==== Working data ====

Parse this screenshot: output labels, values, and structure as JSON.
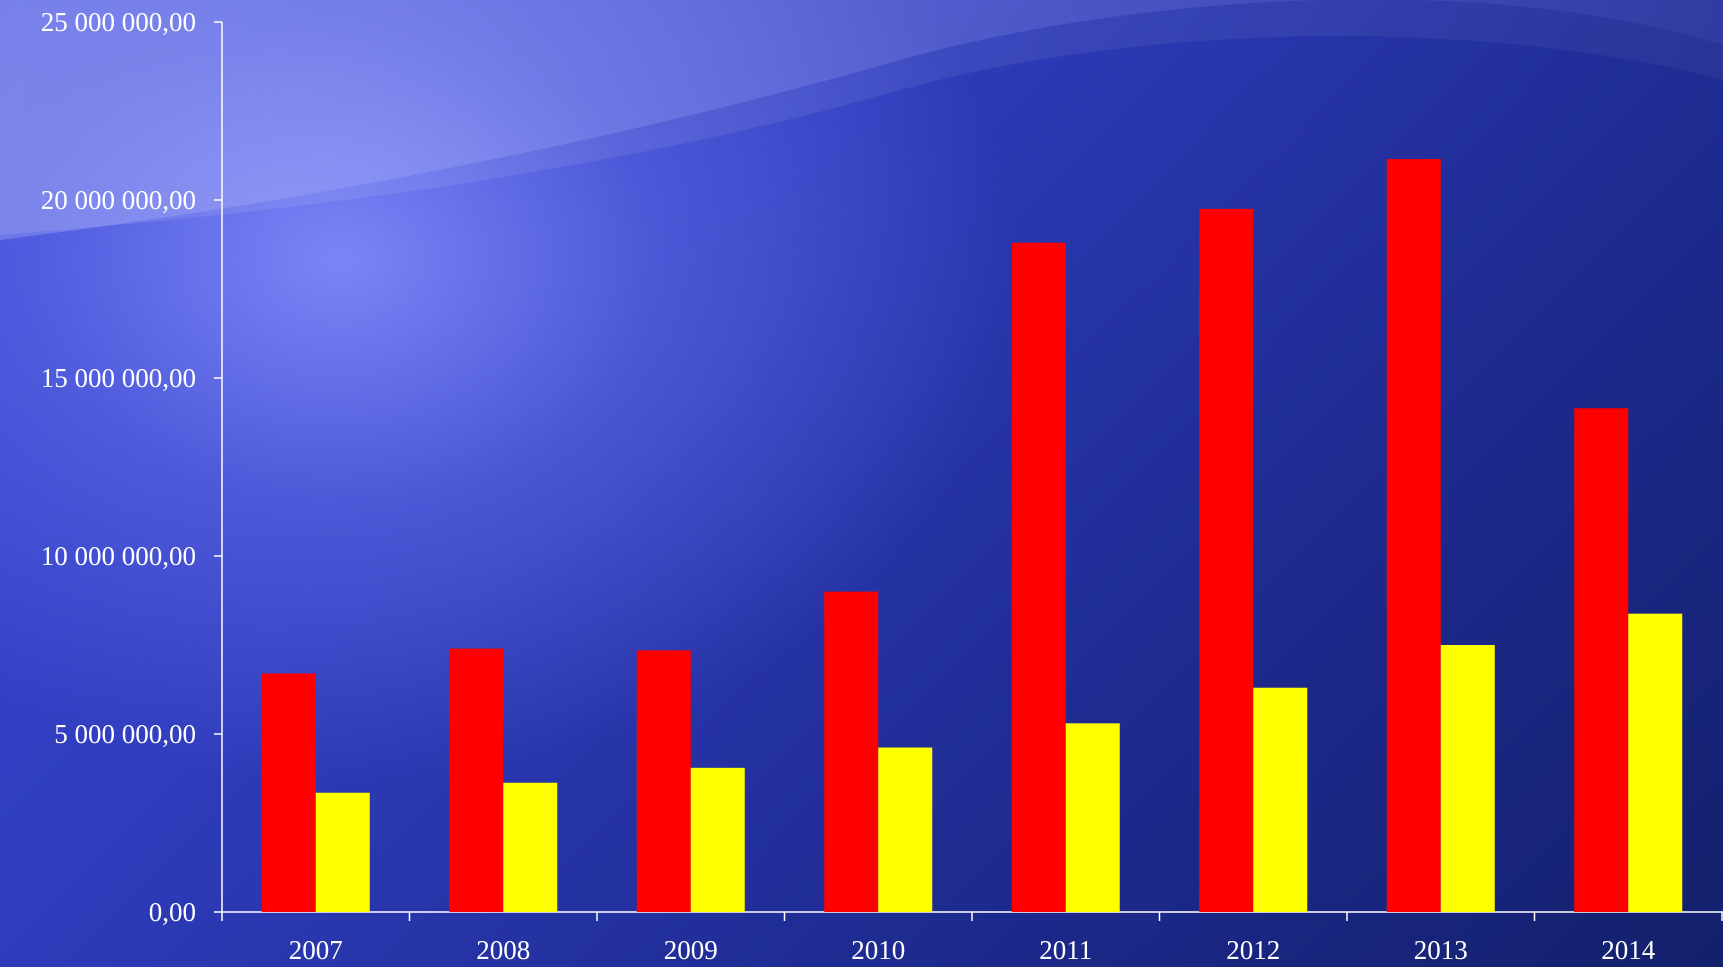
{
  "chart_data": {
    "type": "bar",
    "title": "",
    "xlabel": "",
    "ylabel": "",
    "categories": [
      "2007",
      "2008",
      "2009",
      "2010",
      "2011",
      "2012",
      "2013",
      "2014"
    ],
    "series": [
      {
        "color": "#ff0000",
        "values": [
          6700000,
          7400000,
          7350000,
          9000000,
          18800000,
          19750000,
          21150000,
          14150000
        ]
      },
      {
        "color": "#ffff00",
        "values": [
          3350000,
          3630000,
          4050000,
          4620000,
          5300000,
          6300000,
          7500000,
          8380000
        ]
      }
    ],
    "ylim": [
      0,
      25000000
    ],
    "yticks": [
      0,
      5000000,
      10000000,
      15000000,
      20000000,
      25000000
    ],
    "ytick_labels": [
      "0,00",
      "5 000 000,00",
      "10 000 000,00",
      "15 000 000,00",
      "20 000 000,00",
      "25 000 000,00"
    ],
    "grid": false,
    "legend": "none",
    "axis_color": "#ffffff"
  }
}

====
==== Working data ====

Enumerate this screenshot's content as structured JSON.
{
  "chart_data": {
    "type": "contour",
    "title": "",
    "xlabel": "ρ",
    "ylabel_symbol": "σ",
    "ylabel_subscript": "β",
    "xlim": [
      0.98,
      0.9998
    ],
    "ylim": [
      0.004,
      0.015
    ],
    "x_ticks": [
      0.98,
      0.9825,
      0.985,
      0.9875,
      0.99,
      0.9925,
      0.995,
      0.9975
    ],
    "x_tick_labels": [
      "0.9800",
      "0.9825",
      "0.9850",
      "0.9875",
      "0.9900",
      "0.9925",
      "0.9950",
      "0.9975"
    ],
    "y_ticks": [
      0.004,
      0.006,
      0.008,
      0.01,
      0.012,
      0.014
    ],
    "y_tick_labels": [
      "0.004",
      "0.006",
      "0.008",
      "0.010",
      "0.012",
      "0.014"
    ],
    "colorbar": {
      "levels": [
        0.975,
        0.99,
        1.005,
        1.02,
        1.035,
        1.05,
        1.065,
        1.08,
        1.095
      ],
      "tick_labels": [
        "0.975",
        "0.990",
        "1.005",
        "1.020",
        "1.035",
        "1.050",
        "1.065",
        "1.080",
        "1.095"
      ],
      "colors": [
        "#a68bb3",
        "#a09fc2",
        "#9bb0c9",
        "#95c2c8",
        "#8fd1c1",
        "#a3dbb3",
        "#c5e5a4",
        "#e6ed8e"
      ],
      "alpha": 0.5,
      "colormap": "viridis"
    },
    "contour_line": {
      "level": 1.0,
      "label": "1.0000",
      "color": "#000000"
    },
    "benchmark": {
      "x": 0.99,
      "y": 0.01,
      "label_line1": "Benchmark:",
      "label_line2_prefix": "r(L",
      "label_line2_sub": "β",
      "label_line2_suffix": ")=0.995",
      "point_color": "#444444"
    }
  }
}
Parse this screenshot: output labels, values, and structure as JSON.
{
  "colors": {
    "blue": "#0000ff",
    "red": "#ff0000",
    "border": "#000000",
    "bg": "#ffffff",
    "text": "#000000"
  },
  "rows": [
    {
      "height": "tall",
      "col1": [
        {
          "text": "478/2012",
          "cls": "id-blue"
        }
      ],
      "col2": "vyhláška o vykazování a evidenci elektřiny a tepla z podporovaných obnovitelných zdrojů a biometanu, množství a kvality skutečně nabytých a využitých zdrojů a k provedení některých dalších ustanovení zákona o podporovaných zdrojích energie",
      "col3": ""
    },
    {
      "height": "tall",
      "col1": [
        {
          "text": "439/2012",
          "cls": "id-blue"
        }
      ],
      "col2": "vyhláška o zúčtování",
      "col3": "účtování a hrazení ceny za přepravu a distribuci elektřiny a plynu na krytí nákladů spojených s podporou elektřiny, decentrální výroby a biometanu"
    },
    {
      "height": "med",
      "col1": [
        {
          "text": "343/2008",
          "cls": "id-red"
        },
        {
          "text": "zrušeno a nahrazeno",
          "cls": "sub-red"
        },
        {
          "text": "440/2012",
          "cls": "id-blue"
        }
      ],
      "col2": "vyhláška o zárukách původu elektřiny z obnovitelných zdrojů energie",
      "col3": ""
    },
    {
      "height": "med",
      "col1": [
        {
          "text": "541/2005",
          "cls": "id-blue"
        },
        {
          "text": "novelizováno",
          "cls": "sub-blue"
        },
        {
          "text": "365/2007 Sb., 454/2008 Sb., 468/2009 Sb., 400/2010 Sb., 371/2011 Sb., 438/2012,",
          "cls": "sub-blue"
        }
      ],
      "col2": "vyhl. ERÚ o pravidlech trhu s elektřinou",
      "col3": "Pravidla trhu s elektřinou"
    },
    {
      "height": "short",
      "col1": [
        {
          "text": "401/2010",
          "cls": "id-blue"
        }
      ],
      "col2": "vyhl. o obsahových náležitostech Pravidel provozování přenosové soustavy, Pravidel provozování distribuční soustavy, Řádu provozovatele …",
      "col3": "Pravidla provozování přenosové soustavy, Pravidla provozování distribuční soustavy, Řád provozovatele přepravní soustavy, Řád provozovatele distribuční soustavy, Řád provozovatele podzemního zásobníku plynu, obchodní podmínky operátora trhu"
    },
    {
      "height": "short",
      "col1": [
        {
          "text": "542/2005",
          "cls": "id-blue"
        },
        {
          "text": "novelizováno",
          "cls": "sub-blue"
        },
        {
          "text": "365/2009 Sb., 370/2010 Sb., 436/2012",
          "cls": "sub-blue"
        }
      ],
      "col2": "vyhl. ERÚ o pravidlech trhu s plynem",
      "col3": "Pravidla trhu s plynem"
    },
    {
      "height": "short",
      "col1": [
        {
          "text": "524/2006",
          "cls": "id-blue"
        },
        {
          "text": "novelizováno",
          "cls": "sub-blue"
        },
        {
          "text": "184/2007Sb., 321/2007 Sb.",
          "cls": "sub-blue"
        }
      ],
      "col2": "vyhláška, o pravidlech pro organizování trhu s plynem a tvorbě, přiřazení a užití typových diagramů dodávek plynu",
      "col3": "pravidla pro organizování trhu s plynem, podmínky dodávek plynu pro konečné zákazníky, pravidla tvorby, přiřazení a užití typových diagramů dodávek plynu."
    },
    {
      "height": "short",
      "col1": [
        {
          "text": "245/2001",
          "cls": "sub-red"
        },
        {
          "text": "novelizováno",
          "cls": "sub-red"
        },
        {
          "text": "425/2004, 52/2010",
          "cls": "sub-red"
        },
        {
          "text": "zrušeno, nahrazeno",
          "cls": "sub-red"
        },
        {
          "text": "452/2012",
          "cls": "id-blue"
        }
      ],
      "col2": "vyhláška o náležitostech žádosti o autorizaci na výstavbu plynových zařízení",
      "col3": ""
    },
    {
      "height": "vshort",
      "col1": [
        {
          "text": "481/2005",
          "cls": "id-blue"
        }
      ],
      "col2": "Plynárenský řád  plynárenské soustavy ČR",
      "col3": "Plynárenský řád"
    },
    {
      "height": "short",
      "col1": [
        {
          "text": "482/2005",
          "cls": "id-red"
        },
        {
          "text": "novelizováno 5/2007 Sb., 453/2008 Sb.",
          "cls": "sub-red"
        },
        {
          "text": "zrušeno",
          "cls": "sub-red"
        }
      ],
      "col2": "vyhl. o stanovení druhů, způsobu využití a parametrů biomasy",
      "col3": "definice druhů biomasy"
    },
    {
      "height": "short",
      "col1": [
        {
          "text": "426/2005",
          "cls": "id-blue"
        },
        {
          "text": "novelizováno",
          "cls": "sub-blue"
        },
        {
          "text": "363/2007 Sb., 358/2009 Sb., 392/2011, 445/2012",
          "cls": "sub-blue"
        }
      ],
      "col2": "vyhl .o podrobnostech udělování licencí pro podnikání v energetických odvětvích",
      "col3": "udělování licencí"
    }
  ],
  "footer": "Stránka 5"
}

====
==== Working data ====

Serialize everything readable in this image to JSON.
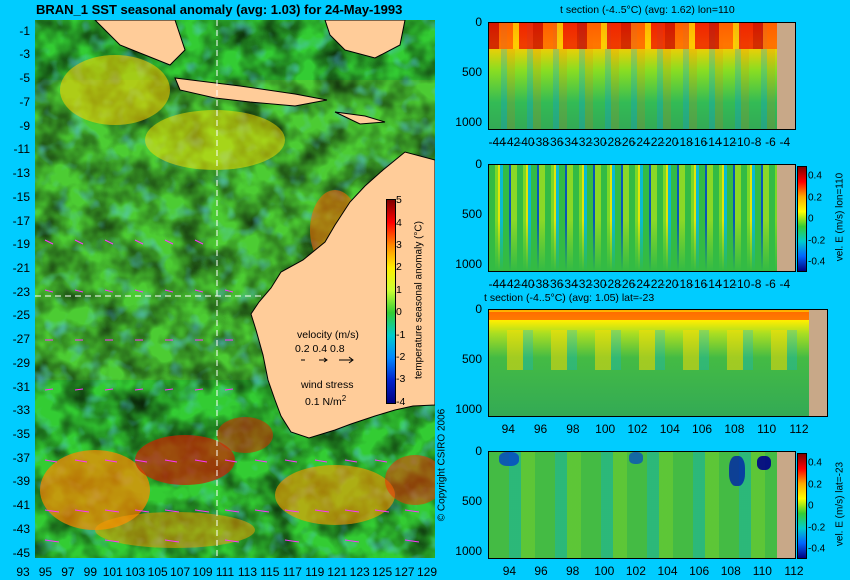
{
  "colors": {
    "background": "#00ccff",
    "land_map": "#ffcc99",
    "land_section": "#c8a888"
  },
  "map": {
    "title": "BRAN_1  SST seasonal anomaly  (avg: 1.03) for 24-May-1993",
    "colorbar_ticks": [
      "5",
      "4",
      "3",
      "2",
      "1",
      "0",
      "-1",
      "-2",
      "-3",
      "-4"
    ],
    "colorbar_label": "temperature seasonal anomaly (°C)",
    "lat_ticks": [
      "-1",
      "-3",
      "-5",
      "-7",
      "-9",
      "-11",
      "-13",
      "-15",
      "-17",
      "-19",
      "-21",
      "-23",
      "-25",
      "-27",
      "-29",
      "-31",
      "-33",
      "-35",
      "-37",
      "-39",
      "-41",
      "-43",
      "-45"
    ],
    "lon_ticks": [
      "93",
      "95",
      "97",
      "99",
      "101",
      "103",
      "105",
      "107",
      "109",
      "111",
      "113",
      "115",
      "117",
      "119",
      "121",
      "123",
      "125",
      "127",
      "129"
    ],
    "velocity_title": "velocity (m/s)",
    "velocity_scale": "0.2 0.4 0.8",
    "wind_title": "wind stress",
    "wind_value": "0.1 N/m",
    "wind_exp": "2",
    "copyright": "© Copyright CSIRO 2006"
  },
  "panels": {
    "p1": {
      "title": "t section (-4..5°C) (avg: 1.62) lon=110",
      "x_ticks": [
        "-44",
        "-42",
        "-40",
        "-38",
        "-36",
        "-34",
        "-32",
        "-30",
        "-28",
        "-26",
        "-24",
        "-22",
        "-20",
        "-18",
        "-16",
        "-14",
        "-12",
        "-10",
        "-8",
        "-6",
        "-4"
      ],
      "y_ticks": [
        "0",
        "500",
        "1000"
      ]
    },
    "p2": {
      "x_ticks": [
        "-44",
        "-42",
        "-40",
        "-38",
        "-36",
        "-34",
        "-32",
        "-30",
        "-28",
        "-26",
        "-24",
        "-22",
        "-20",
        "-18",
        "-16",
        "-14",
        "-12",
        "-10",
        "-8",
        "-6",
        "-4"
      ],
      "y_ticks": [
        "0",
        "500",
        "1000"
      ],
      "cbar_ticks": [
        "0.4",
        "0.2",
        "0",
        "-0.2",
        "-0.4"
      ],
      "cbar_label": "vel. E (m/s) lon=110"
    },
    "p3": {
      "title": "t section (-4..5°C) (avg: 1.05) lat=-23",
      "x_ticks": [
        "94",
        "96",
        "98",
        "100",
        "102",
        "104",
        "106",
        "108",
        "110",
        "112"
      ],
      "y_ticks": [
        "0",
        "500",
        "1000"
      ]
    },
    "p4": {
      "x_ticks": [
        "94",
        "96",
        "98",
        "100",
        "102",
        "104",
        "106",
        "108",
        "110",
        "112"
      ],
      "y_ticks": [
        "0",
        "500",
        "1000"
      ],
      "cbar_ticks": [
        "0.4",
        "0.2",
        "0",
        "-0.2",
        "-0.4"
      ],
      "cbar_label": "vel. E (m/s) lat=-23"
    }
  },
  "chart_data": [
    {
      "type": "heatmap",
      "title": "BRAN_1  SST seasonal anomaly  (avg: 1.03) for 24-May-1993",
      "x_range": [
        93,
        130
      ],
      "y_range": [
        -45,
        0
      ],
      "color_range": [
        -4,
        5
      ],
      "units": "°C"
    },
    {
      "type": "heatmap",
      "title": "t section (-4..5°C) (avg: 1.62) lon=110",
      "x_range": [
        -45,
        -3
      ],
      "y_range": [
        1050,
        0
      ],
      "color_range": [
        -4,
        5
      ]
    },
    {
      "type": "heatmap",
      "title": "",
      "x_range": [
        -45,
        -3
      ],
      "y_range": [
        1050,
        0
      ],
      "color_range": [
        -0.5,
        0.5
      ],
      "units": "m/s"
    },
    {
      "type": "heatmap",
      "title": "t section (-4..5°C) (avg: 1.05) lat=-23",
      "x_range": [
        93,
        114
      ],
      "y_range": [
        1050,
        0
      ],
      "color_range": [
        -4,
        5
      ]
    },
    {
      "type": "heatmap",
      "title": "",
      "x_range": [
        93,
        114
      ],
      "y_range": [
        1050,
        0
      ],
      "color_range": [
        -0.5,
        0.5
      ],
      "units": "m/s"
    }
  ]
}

====

# Exercise requirements:
Show each line holding the word "nahrazeno".

# Complete response:
          "text": "zrušeno a nahrazeno",
          "text": "zrušeno, nahrazeno",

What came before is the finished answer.